• [Stated task]:
Swap "Enumerate" for "List" in the data from the start through the line containing "legend-label: 1.761 <box>615", keeping everything else unchanged and leaving out the pictures.

• [Data supplied]:
** Begin **
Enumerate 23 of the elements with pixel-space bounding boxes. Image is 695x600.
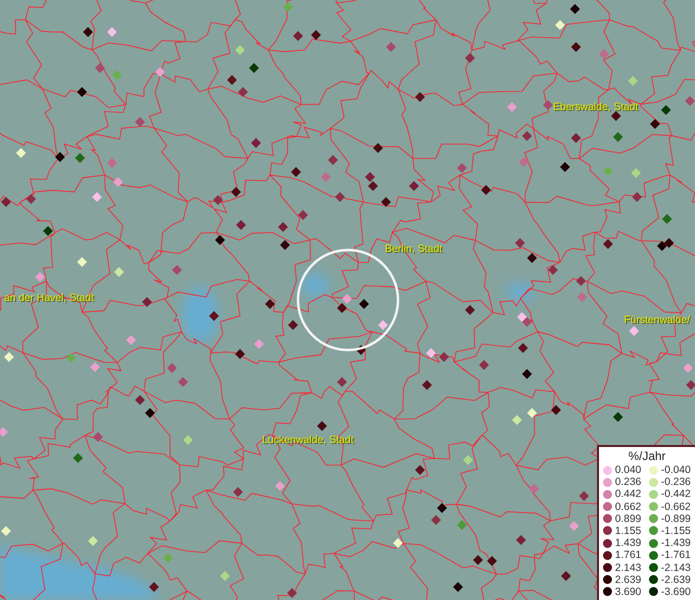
legend-label: 0.040 <box>615 464 642 476</box>
legend-label: 1.439 <box>615 537 642 550</box>
legend-label: -3.690 <box>661 586 691 598</box>
legend-label: 2.639 <box>615 574 642 586</box>
legend-label: 1.761 <box>615 549 642 562</box>
legend-label: -0.442 <box>661 488 691 500</box>
legend-label: 0.442 <box>615 488 642 500</box>
legend-label: -0.899 <box>661 512 691 525</box>
legend-label: 0.899 <box>615 512 642 525</box>
legend-label: 0.236 <box>615 476 642 488</box>
legend-label: 1.155 <box>615 524 642 537</box>
legend-title: %/Jahr <box>627 448 667 463</box>
legend-label: 0.662 <box>615 500 642 513</box>
legend-label: -0.662 <box>661 500 691 513</box>
legend-label: 2.143 <box>615 562 642 574</box>
legend-label: -1.761 <box>661 549 691 562</box>
legend-label: -2.143 <box>661 562 691 574</box>
legend-label: -2.639 <box>661 574 691 586</box>
legend-label: -0.040 <box>661 464 691 476</box>
legend-label: -0.236 <box>661 476 691 488</box>
legend-label: -1.155 <box>661 524 691 537</box>
legend-label: 3.690 <box>615 586 642 598</box>
legend-label: -1.439 <box>661 537 691 550</box>
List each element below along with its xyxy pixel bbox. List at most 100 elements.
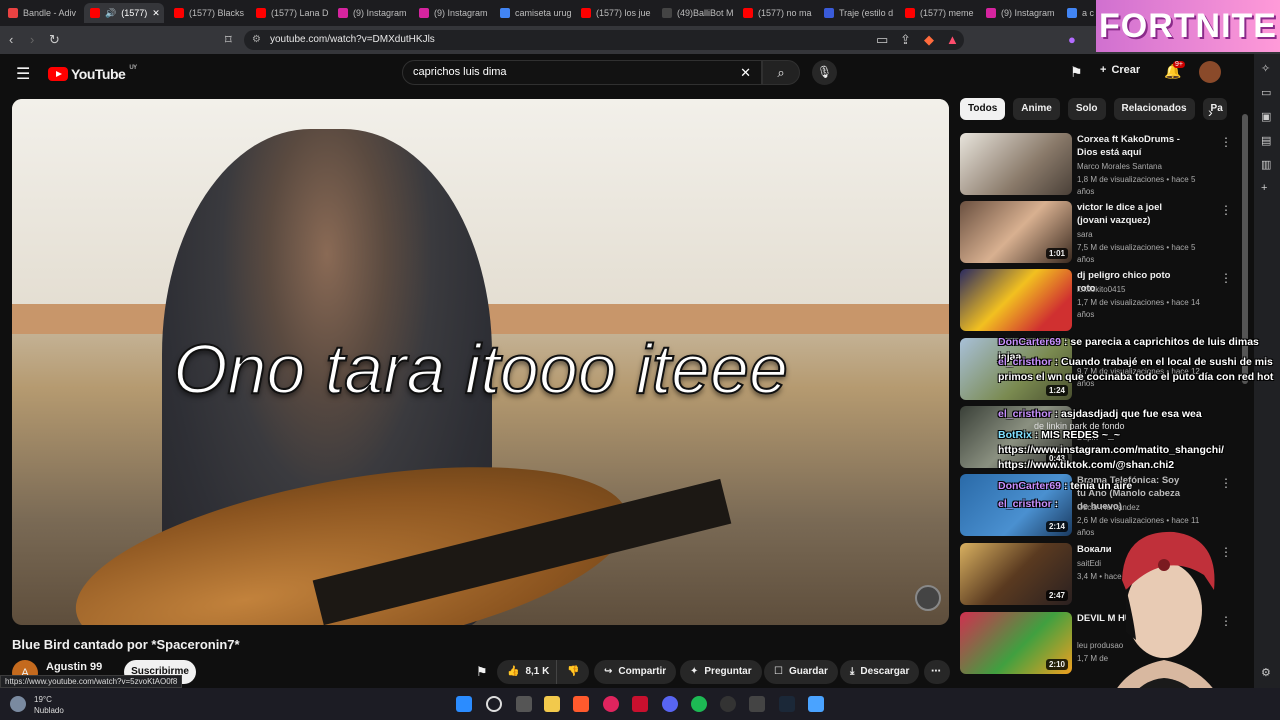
** End **
• [Completed exercise]:
List 23 of the elements with pixel-space bounding boxes. Image is 695x600.
legend-label: 0.040 <box>615 464 642 476</box>
legend-label: 1.439 <box>615 537 642 550</box>
legend-label: -3.690 <box>661 586 691 598</box>
legend-label: 2.639 <box>615 574 642 586</box>
legend-label: 1.761 <box>615 549 642 562</box>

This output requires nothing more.